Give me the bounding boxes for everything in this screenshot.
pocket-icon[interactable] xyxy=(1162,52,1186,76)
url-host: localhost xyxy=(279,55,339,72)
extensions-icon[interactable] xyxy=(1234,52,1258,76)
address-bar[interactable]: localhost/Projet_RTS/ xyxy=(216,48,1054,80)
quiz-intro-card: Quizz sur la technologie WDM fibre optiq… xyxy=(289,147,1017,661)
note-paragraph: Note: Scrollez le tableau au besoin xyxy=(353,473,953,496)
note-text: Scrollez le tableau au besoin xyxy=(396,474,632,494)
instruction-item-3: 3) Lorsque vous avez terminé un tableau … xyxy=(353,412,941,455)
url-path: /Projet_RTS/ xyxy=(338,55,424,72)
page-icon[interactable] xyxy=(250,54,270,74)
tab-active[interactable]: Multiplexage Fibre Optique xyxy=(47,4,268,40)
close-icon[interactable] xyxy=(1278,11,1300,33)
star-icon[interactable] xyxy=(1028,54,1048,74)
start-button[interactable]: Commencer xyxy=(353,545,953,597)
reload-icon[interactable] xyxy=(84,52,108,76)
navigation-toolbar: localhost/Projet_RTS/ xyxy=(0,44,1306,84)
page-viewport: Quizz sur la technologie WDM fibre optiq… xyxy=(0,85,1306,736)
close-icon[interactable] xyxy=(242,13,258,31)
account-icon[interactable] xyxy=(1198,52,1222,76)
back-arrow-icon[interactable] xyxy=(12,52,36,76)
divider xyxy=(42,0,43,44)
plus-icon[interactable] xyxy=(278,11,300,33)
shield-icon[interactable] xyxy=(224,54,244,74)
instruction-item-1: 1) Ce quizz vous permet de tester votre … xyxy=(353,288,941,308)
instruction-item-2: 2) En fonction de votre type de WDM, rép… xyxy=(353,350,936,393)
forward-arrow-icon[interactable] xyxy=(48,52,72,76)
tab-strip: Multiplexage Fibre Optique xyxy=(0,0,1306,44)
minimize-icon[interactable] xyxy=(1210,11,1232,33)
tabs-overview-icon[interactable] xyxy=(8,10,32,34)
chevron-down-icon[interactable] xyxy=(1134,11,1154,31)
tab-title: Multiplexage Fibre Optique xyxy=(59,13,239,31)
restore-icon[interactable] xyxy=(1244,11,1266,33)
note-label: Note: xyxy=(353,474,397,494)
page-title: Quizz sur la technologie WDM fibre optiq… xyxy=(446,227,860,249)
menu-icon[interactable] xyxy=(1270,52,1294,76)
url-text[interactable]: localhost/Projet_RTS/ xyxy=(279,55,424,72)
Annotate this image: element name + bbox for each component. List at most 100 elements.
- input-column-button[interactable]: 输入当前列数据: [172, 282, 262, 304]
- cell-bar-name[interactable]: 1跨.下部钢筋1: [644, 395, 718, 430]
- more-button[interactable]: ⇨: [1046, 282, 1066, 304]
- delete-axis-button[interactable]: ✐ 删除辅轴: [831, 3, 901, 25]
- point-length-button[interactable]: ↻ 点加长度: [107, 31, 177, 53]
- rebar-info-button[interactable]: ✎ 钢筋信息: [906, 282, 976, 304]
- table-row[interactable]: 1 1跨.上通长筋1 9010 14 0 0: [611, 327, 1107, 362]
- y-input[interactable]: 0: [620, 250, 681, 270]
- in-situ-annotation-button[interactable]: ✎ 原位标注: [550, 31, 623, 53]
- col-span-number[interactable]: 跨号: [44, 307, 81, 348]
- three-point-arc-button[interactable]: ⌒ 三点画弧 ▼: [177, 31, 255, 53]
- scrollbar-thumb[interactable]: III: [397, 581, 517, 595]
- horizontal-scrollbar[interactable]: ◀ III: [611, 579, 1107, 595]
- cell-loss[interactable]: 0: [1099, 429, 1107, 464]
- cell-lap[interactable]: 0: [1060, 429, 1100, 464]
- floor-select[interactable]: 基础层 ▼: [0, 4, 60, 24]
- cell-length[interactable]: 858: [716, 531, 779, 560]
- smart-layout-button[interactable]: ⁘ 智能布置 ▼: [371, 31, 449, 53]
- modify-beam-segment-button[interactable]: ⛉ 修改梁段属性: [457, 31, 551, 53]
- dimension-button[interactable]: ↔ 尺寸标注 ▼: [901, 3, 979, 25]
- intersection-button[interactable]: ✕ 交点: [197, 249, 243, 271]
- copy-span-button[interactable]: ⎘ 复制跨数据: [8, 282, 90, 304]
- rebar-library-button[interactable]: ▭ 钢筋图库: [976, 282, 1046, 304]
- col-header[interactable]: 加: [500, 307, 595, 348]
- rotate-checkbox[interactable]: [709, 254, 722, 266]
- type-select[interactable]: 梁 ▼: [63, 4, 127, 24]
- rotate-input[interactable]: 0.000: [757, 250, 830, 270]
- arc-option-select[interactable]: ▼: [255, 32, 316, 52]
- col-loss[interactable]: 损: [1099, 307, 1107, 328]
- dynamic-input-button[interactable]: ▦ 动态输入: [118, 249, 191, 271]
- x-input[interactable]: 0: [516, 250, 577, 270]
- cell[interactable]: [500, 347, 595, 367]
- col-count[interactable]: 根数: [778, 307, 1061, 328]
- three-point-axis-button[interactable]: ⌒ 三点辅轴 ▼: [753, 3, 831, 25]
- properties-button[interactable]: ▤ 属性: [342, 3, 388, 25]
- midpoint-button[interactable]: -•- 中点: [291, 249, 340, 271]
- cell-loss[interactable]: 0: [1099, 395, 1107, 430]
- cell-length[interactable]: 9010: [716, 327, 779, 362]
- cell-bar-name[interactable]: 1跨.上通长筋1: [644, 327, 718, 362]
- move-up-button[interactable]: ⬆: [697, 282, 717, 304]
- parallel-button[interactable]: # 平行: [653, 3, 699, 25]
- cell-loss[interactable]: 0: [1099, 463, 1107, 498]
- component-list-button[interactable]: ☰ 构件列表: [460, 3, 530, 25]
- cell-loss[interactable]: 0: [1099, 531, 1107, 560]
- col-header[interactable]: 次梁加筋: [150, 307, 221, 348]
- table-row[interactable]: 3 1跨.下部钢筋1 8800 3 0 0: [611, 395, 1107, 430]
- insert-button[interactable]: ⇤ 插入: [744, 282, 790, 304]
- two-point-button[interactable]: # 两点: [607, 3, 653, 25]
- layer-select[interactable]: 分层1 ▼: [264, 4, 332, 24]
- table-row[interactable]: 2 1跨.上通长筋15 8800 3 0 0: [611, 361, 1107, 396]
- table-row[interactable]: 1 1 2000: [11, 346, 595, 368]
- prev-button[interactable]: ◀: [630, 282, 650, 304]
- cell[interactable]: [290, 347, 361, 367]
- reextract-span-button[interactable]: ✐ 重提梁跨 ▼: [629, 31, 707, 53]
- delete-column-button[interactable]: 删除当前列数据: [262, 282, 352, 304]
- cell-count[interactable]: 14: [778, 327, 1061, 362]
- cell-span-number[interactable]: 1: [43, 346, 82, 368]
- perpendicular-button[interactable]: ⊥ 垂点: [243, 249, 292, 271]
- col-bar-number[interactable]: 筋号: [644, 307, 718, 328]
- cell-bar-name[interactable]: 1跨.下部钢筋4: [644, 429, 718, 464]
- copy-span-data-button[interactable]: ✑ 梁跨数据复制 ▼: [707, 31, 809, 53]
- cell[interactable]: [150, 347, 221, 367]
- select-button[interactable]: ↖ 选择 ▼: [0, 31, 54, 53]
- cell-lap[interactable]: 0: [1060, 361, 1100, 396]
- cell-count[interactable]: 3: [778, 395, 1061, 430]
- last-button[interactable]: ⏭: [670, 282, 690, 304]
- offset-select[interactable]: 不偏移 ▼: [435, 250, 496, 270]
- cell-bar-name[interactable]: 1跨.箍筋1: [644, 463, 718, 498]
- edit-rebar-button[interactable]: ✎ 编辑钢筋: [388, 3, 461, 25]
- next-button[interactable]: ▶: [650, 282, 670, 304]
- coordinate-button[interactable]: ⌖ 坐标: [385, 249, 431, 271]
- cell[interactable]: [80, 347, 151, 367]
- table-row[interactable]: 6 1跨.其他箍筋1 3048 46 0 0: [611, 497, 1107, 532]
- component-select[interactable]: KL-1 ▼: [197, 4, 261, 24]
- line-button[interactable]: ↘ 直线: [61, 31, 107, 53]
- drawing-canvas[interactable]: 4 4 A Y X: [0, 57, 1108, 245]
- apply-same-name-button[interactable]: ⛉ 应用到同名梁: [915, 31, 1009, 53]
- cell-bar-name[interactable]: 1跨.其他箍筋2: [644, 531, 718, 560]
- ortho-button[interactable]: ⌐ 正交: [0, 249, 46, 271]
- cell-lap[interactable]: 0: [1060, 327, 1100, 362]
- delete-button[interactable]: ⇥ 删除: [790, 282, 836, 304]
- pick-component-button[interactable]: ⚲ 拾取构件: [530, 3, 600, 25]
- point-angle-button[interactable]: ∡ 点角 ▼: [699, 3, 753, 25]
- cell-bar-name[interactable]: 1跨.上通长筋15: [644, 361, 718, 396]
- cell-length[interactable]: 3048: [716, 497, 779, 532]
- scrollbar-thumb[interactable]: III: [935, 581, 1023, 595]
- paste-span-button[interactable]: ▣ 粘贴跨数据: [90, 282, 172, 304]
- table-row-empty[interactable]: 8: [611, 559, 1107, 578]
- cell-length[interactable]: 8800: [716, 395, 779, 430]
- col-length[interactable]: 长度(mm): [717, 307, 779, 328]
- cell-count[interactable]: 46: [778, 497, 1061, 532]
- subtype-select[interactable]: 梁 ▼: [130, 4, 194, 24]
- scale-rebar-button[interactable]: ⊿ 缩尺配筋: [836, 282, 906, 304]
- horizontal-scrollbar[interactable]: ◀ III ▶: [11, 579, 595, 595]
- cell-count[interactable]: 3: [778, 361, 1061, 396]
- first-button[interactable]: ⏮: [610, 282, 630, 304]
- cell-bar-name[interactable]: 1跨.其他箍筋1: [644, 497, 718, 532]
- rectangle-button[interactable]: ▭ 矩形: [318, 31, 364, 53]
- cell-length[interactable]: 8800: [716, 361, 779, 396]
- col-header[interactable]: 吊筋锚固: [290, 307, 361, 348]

# # #

Stated exercise: Write out the records above word for word, from their first line up to and including the line containing "instruction-item-1: 1) Ce".

Output:
Give me the bounding boxes for everything in this screenshot.
pocket-icon[interactable] xyxy=(1162,52,1186,76)
url-host: localhost xyxy=(279,55,339,72)
extensions-icon[interactable] xyxy=(1234,52,1258,76)
address-bar[interactable]: localhost/Projet_RTS/ xyxy=(216,48,1054,80)
quiz-intro-card: Quizz sur la technologie WDM fibre optiq… xyxy=(289,147,1017,661)
note-paragraph: Note: Scrollez le tableau au besoin xyxy=(353,473,953,496)
note-text: Scrollez le tableau au besoin xyxy=(396,474,632,494)
instruction-item-3: 3) Lorsque vous avez terminé un tableau … xyxy=(353,412,941,455)
url-path: /Projet_RTS/ xyxy=(338,55,424,72)
page-icon[interactable] xyxy=(250,54,270,74)
tab-active[interactable]: Multiplexage Fibre Optique xyxy=(47,4,268,40)
close-icon[interactable] xyxy=(1278,11,1300,33)
star-icon[interactable] xyxy=(1028,54,1048,74)
start-button[interactable]: Commencer xyxy=(353,545,953,597)
reload-icon[interactable] xyxy=(84,52,108,76)
navigation-toolbar: localhost/Projet_RTS/ xyxy=(0,44,1306,84)
page-viewport: Quizz sur la technologie WDM fibre optiq… xyxy=(0,85,1306,736)
close-icon[interactable] xyxy=(242,13,258,31)
account-icon[interactable] xyxy=(1198,52,1222,76)
back-arrow-icon[interactable] xyxy=(12,52,36,76)
divider xyxy=(42,0,43,44)
plus-icon[interactable] xyxy=(278,11,300,33)
shield-icon[interactable] xyxy=(224,54,244,74)
instruction-item-1: 1) Ce quizz vous permet de tester votre … xyxy=(353,288,941,308)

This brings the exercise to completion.